PROBLEM DETAILS
Read the data and repeat it in full, exactly.

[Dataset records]
++++

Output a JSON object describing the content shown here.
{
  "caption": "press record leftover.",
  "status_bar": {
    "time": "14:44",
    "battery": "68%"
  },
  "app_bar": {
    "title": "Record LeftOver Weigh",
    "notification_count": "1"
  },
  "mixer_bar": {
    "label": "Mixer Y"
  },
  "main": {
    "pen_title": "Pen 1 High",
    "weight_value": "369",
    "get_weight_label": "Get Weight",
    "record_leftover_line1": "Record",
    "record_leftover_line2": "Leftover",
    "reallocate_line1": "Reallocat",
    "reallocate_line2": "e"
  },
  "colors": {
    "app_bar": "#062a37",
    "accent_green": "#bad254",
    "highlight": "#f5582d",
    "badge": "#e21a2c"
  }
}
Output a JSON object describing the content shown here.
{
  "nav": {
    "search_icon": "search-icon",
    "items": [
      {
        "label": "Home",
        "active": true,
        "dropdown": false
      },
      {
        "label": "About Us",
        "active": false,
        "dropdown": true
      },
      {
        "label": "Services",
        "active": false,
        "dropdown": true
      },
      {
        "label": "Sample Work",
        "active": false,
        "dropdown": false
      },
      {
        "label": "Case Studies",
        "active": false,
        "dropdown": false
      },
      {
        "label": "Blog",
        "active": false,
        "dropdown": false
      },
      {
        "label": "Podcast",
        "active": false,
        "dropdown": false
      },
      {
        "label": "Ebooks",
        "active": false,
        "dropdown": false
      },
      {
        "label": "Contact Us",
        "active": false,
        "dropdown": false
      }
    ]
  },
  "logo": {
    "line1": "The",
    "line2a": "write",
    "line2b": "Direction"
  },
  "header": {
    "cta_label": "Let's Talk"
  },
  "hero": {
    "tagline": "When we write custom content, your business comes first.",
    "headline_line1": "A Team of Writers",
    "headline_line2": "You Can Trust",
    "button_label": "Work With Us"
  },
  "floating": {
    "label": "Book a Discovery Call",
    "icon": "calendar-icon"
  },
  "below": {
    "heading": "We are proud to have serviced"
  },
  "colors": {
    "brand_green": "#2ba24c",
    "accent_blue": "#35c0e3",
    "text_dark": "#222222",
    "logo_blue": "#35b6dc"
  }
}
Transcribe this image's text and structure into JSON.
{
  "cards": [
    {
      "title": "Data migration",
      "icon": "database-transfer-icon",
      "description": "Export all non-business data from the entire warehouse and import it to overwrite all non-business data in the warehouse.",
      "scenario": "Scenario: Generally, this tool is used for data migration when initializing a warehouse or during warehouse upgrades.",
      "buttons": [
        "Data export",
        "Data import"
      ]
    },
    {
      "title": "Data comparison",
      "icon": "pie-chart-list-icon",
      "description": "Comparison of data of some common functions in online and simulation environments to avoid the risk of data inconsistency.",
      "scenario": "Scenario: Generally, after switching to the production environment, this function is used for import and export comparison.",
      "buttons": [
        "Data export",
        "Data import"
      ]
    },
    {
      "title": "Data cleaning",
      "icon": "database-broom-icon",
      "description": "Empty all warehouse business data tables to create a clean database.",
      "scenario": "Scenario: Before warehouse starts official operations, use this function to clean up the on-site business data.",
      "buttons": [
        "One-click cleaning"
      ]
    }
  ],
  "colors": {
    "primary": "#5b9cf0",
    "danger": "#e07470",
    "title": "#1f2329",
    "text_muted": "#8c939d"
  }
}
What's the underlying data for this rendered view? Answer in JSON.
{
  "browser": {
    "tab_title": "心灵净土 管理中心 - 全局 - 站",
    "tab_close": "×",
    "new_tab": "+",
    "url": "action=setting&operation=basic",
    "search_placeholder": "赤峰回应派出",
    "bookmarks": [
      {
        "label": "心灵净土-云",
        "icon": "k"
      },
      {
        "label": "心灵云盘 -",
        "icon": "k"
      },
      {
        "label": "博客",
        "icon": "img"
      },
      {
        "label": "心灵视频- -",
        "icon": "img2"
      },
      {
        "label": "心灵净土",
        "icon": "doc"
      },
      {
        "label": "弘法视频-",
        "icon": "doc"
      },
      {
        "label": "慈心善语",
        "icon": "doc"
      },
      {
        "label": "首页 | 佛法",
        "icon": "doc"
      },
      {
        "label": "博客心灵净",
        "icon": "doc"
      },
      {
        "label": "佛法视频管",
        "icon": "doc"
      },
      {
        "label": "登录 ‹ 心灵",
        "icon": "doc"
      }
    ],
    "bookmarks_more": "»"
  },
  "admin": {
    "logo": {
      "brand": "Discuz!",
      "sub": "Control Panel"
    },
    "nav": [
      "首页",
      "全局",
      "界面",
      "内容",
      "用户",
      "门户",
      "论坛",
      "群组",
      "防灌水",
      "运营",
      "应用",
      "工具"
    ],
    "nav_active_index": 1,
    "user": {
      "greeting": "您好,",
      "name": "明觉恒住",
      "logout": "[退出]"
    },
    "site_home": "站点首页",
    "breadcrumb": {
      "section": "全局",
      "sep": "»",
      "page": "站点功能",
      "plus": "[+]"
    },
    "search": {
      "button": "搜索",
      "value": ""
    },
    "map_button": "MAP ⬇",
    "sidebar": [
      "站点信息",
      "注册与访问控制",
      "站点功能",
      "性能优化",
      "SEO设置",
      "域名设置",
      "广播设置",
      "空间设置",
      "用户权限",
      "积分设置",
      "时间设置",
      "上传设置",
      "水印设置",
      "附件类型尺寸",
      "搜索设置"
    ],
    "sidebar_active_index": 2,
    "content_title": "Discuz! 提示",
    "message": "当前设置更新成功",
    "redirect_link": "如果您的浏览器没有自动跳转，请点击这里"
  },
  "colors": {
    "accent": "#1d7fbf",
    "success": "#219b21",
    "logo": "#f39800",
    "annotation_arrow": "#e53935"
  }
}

++++

REPLY
Output a JSON object describing the content shown here.
{
  "caption": "press record leftover.",
  "status_bar": {
    "time": "14:44",
    "battery": "68%"
  },
  "app_bar": {
    "title": "Record LeftOver Weigh",
    "notification_count": "1"
  },
  "mixer_bar": {
    "label": "Mixer Y"
  },
  "main": {
    "pen_title": "Pen 1 High",
    "weight_value": "369",
    "get_weight_label": "Get Weight",
    "record_leftover_line1": "Record",
    "record_leftover_line2": "Leftover",
    "reallocate_line1": "Reallocat",
    "reallocate_line2": "e"
  },
  "colors": {
    "app_bar": "#062a37",
    "accent_green": "#bad254",
    "highlight": "#f5582d",
    "badge": "#e21a2c"
  }
}
Output a JSON object describing the content shown here.
{
  "nav": {
    "search_icon": "search-icon",
    "items": [
      {
        "label": "Home",
        "active": true,
        "dropdown": false
      },
      {
        "label": "About Us",
        "active": false,
        "dropdown": true
      },
      {
        "label": "Services",
        "active": false,
        "dropdown": true
      },
      {
        "label": "Sample Work",
        "active": false,
        "dropdown": false
      },
      {
        "label": "Case Studies",
        "active": false,
        "dropdown": false
      },
      {
        "label": "Blog",
        "active": false,
        "dropdown": false
      },
      {
        "label": "Podcast",
        "active": false,
        "dropdown": false
      },
      {
        "label": "Ebooks",
        "active": false,
        "dropdown": false
      },
      {
        "label": "Contact Us",
        "active": false,
        "dropdown": false
      }
    ]
  },
  "logo": {
    "line1": "The",
    "line2a": "write",
    "line2b": "Direction"
  },
  "header": {
    "cta_label": "Let's Talk"
  },
  "hero": {
    "tagline": "When we write custom content, your business comes first.",
    "headline_line1": "A Team of Writers",
    "headline_line2": "You Can Trust",
    "button_label": "Work With Us"
  },
  "floating": {
    "label": "Book a Discovery Call",
    "icon": "calendar-icon"
  },
  "below": {
    "heading": "We are proud to have serviced"
  },
  "colors": {
    "brand_green": "#2ba24c",
    "accent_blue": "#35c0e3",
    "text_dark": "#222222",
    "logo_blue": "#35b6dc"
  }
}
Transcribe this image's text and structure into JSON.
{
  "cards": [
    {
      "title": "Data migration",
      "icon": "database-transfer-icon",
      "description": "Export all non-business data from the entire warehouse and import it to overwrite all non-business data in the warehouse.",
      "scenario": "Scenario: Generally, this tool is used for data migration when initializing a warehouse or during warehouse upgrades.",
      "buttons": [
        "Data export",
        "Data import"
      ]
    },
    {
      "title": "Data comparison",
      "icon": "pie-chart-list-icon",
      "description": "Comparison of data of some common functions in online and simulation environments to avoid the risk of data inconsistency.",
      "scenario": "Scenario: Generally, after switching to the production environment, this function is used for import and export comparison.",
      "buttons": [
        "Data export",
        "Data import"
      ]
    },
    {
      "title": "Data cleaning",
      "icon": "database-broom-icon",
      "description": "Empty all warehouse business data tables to create a clean database.",
      "scenario": "Scenario: Before warehouse starts official operations, use this function to clean up the on-site business data.",
      "buttons": [
        "One-click cleaning"
      ]
    }
  ],
  "colors": {
    "primary": "#5b9cf0",
    "danger": "#e07470",
    "title": "#1f2329",
    "text_muted": "#8c939d"
  }
}
What's the underlying data for this rendered view? Answer in JSON.
{
  "browser": {
    "tab_title": "心灵净土 管理中心 - 全局 - 站",
    "tab_close": "×",
    "new_tab": "+",
    "url": "action=setting&operation=basic",
    "search_placeholder": "赤峰回应派出",
    "bookmarks": [
      {
        "label": "心灵净土-云",
        "icon": "k"
      },
      {
        "label": "心灵云盘 -",
        "icon": "k"
      },
      {
        "label": "博客",
        "icon": "img"
      },
      {
        "label": "心灵视频- -",
        "icon": "img2"
      },
      {
        "label": "心灵净土",
        "icon": "doc"
      },
      {
        "label": "弘法视频-",
        "icon": "doc"
      },
      {
        "label": "慈心善语",
        "icon": "doc"
      },
      {
        "label": "首页 | 佛法",
        "icon": "doc"
      },
      {
        "label": "博客心灵净",
        "icon": "doc"
      },
      {
        "label": "佛法视频管",
        "icon": "doc"
      },
      {
        "label": "登录 ‹ 心灵",
        "icon": "doc"
      }
    ],
    "bookmarks_more": "»"
  },
  "admin": {
    "logo": {
      "brand": "Discuz!",
      "sub": "Control Panel"
    },
    "nav": [
      "首页",
      "全局",
      "界面",
      "内容",
      "用户",
      "门户",
      "论坛",
      "群组",
      "防灌水",
      "运营",
      "应用",
      "工具"
    ],
    "nav_active_index": 1,
    "user": {
      "greeting": "您好,",
      "name": "明觉恒住",
      "logout": "[退出]"
    },
    "site_home": "站点首页",
    "breadcrumb": {
      "section": "全局",
      "sep": "»",
      "page": "站点功能",
      "plus": "[+]"
    },
    "search": {
      "button": "搜索",
      "value": ""
    },
    "map_button": "MAP ⬇",
    "sidebar": [
      "站点信息",
      "注册与访问控制",
      "站点功能",
      "性能优化",
      "SEO设置",
      "域名设置",
      "广播设置",
      "空间设置",
      "用户权限",
      "积分设置",
      "时间设置",
      "上传设置",
      "水印设置",
      "附件类型尺寸",
      "搜索设置"
    ],
    "sidebar_active_index": 2,
    "content_title": "Discuz! 提示",
    "message": "当前设置更新成功",
    "redirect_link": "如果您的浏览器没有自动跳转，请点击这里"
  },
  "colors": {
    "accent": "#1d7fbf",
    "success": "#219b21",
    "logo": "#f39800",
    "annotation_arrow": "#e53935"
  }
}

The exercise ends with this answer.